--- START Stored data ---

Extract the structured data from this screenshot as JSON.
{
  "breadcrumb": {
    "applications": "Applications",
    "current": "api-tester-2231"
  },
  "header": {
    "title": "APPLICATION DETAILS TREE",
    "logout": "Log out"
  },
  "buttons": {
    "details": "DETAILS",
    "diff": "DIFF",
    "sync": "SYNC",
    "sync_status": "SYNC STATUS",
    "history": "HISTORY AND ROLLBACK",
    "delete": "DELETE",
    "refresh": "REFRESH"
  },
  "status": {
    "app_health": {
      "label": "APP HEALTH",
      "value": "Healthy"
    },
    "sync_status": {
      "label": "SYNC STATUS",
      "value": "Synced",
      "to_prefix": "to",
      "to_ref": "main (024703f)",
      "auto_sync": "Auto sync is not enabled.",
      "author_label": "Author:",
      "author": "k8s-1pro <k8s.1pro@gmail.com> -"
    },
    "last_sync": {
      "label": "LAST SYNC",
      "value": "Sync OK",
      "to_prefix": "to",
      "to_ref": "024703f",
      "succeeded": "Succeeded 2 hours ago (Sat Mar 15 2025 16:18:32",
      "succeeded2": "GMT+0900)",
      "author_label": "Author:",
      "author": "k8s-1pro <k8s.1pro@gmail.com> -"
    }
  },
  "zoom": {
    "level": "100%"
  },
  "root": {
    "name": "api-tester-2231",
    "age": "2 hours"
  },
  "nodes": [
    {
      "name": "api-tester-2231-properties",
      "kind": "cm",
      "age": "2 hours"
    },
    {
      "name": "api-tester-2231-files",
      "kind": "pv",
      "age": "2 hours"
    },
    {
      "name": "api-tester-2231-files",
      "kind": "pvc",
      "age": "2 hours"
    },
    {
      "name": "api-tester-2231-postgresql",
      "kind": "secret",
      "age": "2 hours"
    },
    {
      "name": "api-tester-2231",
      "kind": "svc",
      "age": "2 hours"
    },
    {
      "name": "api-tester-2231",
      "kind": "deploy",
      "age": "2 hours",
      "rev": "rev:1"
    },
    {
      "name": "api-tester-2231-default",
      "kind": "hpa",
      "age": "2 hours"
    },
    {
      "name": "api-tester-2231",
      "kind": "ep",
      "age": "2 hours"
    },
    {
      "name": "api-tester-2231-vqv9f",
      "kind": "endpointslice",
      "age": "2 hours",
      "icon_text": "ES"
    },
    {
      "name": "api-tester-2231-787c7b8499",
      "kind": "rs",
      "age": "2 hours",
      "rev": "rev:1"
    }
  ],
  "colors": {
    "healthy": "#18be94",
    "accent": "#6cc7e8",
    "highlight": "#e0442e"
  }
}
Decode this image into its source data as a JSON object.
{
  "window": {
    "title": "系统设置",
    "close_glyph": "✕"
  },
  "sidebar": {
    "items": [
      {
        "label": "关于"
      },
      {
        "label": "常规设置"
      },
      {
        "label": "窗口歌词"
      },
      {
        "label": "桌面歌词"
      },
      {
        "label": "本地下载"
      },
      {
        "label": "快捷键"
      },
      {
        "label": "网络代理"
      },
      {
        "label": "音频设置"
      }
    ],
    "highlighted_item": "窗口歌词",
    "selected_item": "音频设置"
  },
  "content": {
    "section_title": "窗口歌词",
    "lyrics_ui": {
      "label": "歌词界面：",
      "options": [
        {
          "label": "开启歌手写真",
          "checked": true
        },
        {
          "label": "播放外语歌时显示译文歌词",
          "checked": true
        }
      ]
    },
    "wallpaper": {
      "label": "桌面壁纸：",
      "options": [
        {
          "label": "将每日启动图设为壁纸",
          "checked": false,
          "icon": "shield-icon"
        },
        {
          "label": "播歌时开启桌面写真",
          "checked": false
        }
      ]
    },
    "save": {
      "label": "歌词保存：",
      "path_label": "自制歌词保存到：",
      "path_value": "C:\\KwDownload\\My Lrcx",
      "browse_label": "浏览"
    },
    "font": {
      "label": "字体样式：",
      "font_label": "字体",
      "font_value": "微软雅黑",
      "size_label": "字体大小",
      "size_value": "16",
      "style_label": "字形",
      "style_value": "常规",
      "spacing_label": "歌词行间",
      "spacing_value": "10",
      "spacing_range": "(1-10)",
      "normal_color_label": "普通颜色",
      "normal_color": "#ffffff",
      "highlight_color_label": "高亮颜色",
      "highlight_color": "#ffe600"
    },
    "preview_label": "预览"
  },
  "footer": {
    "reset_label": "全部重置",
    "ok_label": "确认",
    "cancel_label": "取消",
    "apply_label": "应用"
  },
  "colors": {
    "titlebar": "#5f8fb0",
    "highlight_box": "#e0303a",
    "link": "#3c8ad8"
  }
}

--- END Stored data ---

→ Brief
For each line of the entries that includes "this", show that line.

→ Full solution
Extract the structured data from this screenshot as JSON.
Decode this image into its source data as a JSON object.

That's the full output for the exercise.